* [WRITTEN REQUEST]
Arrange the entries below as a numbered list, taking everything from the line that contains "hex-address: 003E70 bbox=[28, 763, 95, 785]" down to the line that contains "menu-device[interactable]: Device bbox=[166, 82, 230, 106]", with both of those lines included. Leave out any blank lines.

* [Records from a data collection]

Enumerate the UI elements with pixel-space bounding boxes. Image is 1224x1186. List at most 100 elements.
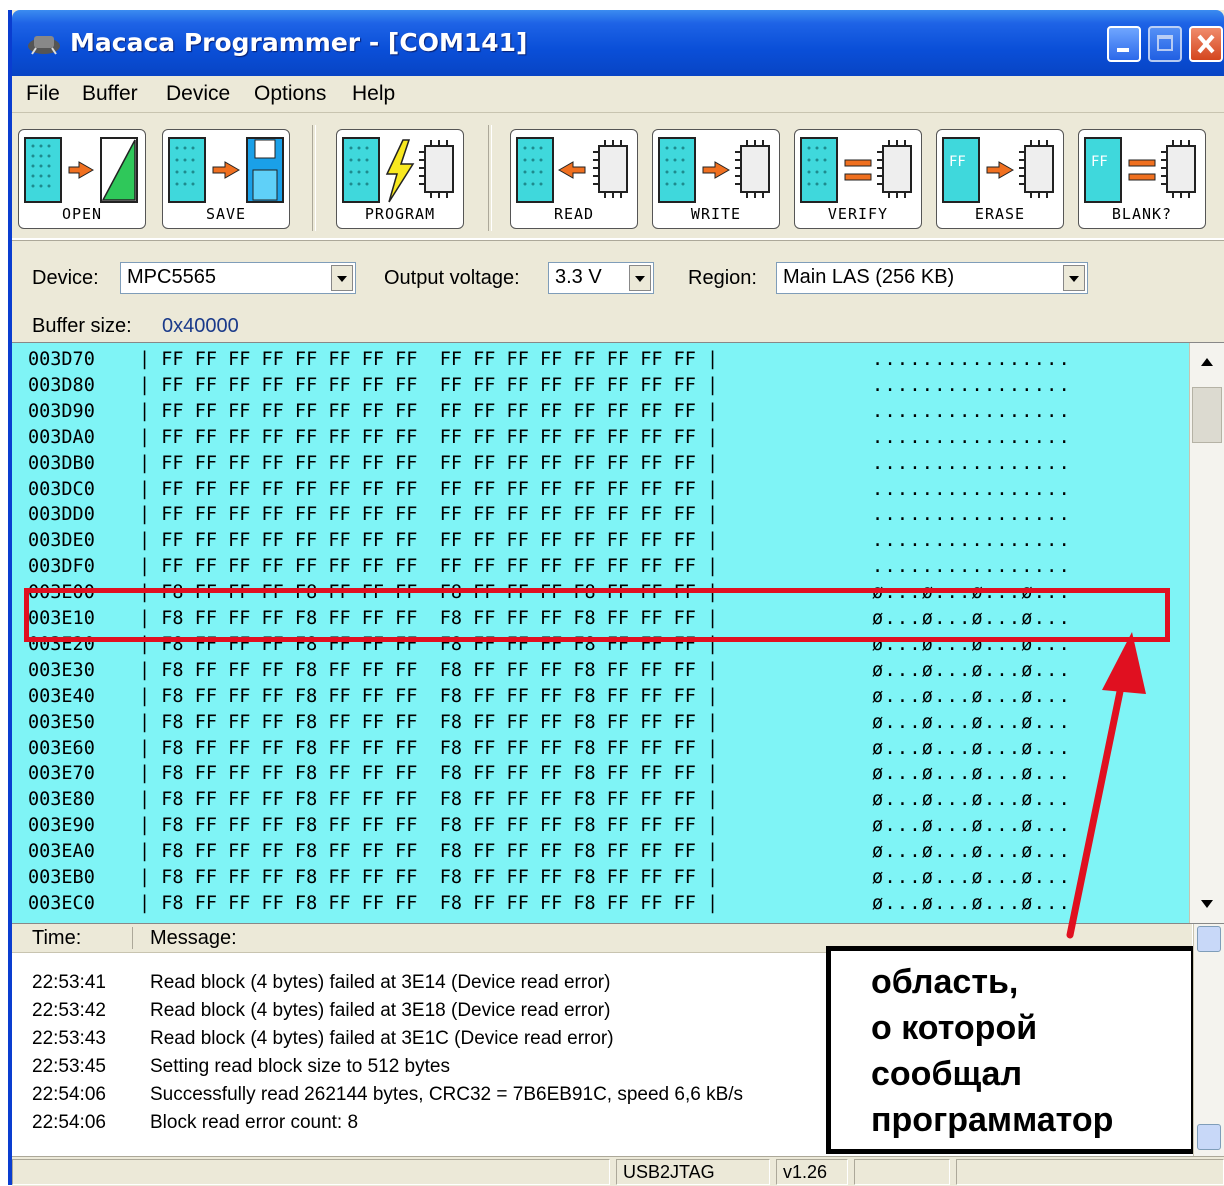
hex-address: 003E70 bbox=[28, 763, 95, 785]
message-column-header[interactable]: Message: bbox=[150, 927, 237, 950]
hex-bytes[interactable]: | FF FF FF FF FF FF FF FF FF FF FF FF FF… bbox=[139, 375, 718, 396]
hex-ascii[interactable]: ø...ø...ø...ø... bbox=[872, 893, 1071, 914]
menu-device[interactable]: Device bbox=[166, 82, 230, 106]
hex-ascii[interactable]: ø...ø...ø...ø... bbox=[872, 660, 1071, 681]
hex-bytes[interactable]: | FF FF FF FF FF FF FF FF FF FF FF FF FF… bbox=[139, 427, 718, 448]
read-button[interactable]: READ bbox=[510, 129, 638, 229]
scroll-up-icon[interactable] bbox=[1197, 926, 1221, 952]
hex-ascii[interactable]: ø...ø...ø...ø... bbox=[872, 815, 1071, 836]
status-bar: USB2JTAG v1.26 bbox=[12, 1156, 1224, 1186]
blank-check-icon: FF bbox=[1084, 137, 1196, 203]
hex-ascii[interactable]: ø...ø...ø...ø... bbox=[872, 841, 1071, 862]
open-button[interactable]: OPEN bbox=[18, 129, 146, 229]
hex-scrollbar[interactable] bbox=[1189, 343, 1224, 923]
erase-button[interactable]: FF ERASE bbox=[936, 129, 1064, 229]
scroll-up-icon[interactable] bbox=[1193, 347, 1221, 377]
hex-bytes[interactable]: | F8 FF FF FF F8 FF FF FF F8 FF FF FF F8… bbox=[139, 789, 718, 810]
hex-ascii[interactable]: ø...ø...ø...ø... bbox=[872, 763, 1071, 784]
hex-ascii[interactable]: ................ bbox=[872, 556, 1071, 577]
hex-ascii[interactable]: ................ bbox=[872, 530, 1071, 551]
hex-bytes[interactable]: | F8 FF FF FF F8 FF FF FF F8 FF FF FF F8… bbox=[139, 712, 718, 733]
chevron-down-icon[interactable] bbox=[1063, 265, 1085, 291]
hex-bytes[interactable]: | F8 FF FF FF F8 FF FF FF F8 FF FF FF F8… bbox=[139, 815, 718, 836]
hex-address: 003DC0 bbox=[28, 478, 95, 500]
scroll-down-icon[interactable] bbox=[1193, 889, 1221, 919]
log-message: Setting read block size to 512 bytes bbox=[150, 1056, 450, 1077]
hex-ascii[interactable]: ................ bbox=[872, 375, 1071, 396]
menu-help[interactable]: Help bbox=[352, 82, 395, 106]
title-bar[interactable]: Macaca Programmer - [COM141] bbox=[12, 10, 1224, 76]
hex-bytes[interactable]: | FF FF FF FF FF FF FF FF FF FF FF FF FF… bbox=[139, 453, 718, 474]
hex-bytes[interactable]: | FF FF FF FF FF FF FF FF FF FF FF FF FF… bbox=[139, 530, 718, 551]
program-button[interactable]: PROGRAM bbox=[336, 129, 464, 229]
save-button[interactable]: SAVE bbox=[162, 129, 290, 229]
menu-buffer[interactable]: Buffer bbox=[82, 82, 138, 106]
hex-bytes[interactable]: | F8 FF FF FF F8 FF FF FF F8 FF FF FF F8… bbox=[139, 686, 718, 707]
column-divider bbox=[132, 927, 133, 949]
log-time: 22:53:43 bbox=[32, 1028, 106, 1049]
verify-label: VERIFY bbox=[827, 205, 889, 223]
time-column-header[interactable]: Time: bbox=[32, 927, 81, 950]
hex-bytes[interactable]: | F8 FF FF FF F8 FF FF FF F8 FF FF FF F8… bbox=[139, 660, 718, 681]
region-select[interactable]: Main LAS (256 KB) bbox=[776, 262, 1088, 294]
maximize-button[interactable] bbox=[1148, 26, 1182, 62]
hex-ascii[interactable]: ø...ø...ø...ø... bbox=[872, 712, 1071, 733]
hex-view[interactable]: 003D70 | FF FF FF FF FF FF FF FF FF FF FF… bbox=[12, 342, 1224, 924]
status-version: v1.26 bbox=[776, 1159, 848, 1185]
write-button[interactable]: WRITE bbox=[652, 129, 780, 229]
hex-bytes[interactable]: | F8 FF FF FF F8 FF FF FF F8 FF FF FF F8… bbox=[139, 763, 718, 784]
scroll-thumb[interactable] bbox=[1192, 387, 1222, 443]
blank-check-button[interactable]: FF BLANK? bbox=[1078, 129, 1206, 229]
hex-ascii[interactable]: ø...ø...ø...ø... bbox=[872, 686, 1071, 707]
log-time: 22:53:42 bbox=[32, 1000, 106, 1021]
hex-ascii[interactable]: ø...ø...ø...ø... bbox=[872, 867, 1071, 888]
hex-bytes[interactable]: | FF FF FF FF FF FF FF FF FF FF FF FF FF… bbox=[139, 556, 718, 577]
erase-label: ERASE bbox=[974, 205, 1026, 223]
programmer-window: Macaca Programmer - [COM141] File Buffer… bbox=[8, 10, 1224, 1186]
hex-ascii[interactable]: ................ bbox=[872, 427, 1071, 448]
hex-ascii[interactable]: ø...ø...ø...ø... bbox=[872, 789, 1071, 810]
status-panel bbox=[12, 1159, 610, 1185]
log-time: 22:54:06 bbox=[32, 1084, 106, 1105]
program-label: PROGRAM bbox=[364, 205, 436, 223]
hex-ascii[interactable]: ................ bbox=[872, 504, 1071, 525]
menu-file[interactable]: File bbox=[26, 82, 60, 106]
region-select-value: Main LAS (256 KB) bbox=[783, 266, 955, 288]
hex-ascii[interactable]: ................ bbox=[872, 401, 1071, 422]
hex-bytes[interactable]: | F8 FF FF FF F8 FF FF FF F8 FF FF FF F8… bbox=[139, 841, 718, 862]
voltage-select[interactable]: 3.3 V bbox=[548, 262, 654, 294]
hex-ascii[interactable]: ................ bbox=[872, 479, 1071, 500]
hex-bytes[interactable]: | F8 FF FF FF F8 FF FF FF F8 FF FF FF F8… bbox=[139, 738, 718, 759]
close-button[interactable] bbox=[1189, 26, 1223, 62]
hex-address: 003EC0 bbox=[28, 892, 95, 914]
status-panel bbox=[956, 1159, 1224, 1185]
chevron-down-icon[interactable] bbox=[629, 265, 651, 291]
minimize-button[interactable] bbox=[1107, 26, 1141, 62]
verify-button[interactable]: VERIFY bbox=[794, 129, 922, 229]
hex-bytes[interactable]: | FF FF FF FF FF FF FF FF FF FF FF FF FF… bbox=[139, 401, 718, 422]
hex-address: 003DA0 bbox=[28, 426, 95, 448]
open-label: OPEN bbox=[61, 205, 103, 223]
blank-check-label: BLANK? bbox=[1111, 205, 1173, 223]
hex-bytes[interactable]: | F8 FF FF FF F8 FF FF FF F8 FF FF FF F8… bbox=[139, 893, 718, 914]
scroll-down-icon[interactable] bbox=[1197, 1124, 1221, 1150]
log-message: Read block (4 bytes) failed at 3E18 (Dev… bbox=[150, 1000, 611, 1021]
log-scrollbar[interactable] bbox=[1193, 924, 1224, 1156]
hex-address: 003E80 bbox=[28, 789, 95, 811]
save-icon bbox=[168, 137, 284, 203]
hex-ascii[interactable]: ø...ø...ø...ø... bbox=[872, 738, 1071, 759]
hex-ascii[interactable]: ................ bbox=[872, 349, 1071, 370]
annotation-line: о которой bbox=[871, 1009, 1038, 1047]
menu-options[interactable]: Options bbox=[254, 82, 326, 106]
hex-address: 003DB0 bbox=[28, 452, 95, 474]
hex-bytes[interactable]: | FF FF FF FF FF FF FF FF FF FF FF FF FF… bbox=[139, 504, 718, 525]
hex-address: 003E60 bbox=[28, 737, 95, 759]
log-time: 22:53:45 bbox=[32, 1056, 106, 1077]
hex-bytes[interactable]: | FF FF FF FF FF FF FF FF FF FF FF FF FF… bbox=[139, 349, 718, 370]
hex-ascii[interactable]: ................ bbox=[872, 453, 1071, 474]
hex-bytes[interactable]: | F8 FF FF FF F8 FF FF FF F8 FF FF FF F8… bbox=[139, 867, 718, 888]
hex-bytes[interactable]: | FF FF FF FF FF FF FF FF FF FF FF FF FF… bbox=[139, 479, 718, 500]
device-select[interactable]: MPC5565 bbox=[120, 262, 356, 294]
hex-address: 003E30 bbox=[28, 659, 95, 681]
chevron-down-icon[interactable] bbox=[331, 265, 353, 291]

* [RESPONSE TO THE TASK]
1. hex-address: 003E70 bbox=[28, 763, 95, 785]
2. message-column-header[interactable]: Message: bbox=[150, 927, 237, 950]
3. hex-bytes[interactable]: | FF FF FF FF FF FF FF FF FF FF FF FF FF… bbox=[139, 375, 718, 396]
4. hex-ascii[interactable]: ø...ø...ø...ø... bbox=[872, 893, 1071, 914]
5. menu-device[interactable]: Device bbox=[166, 82, 230, 106]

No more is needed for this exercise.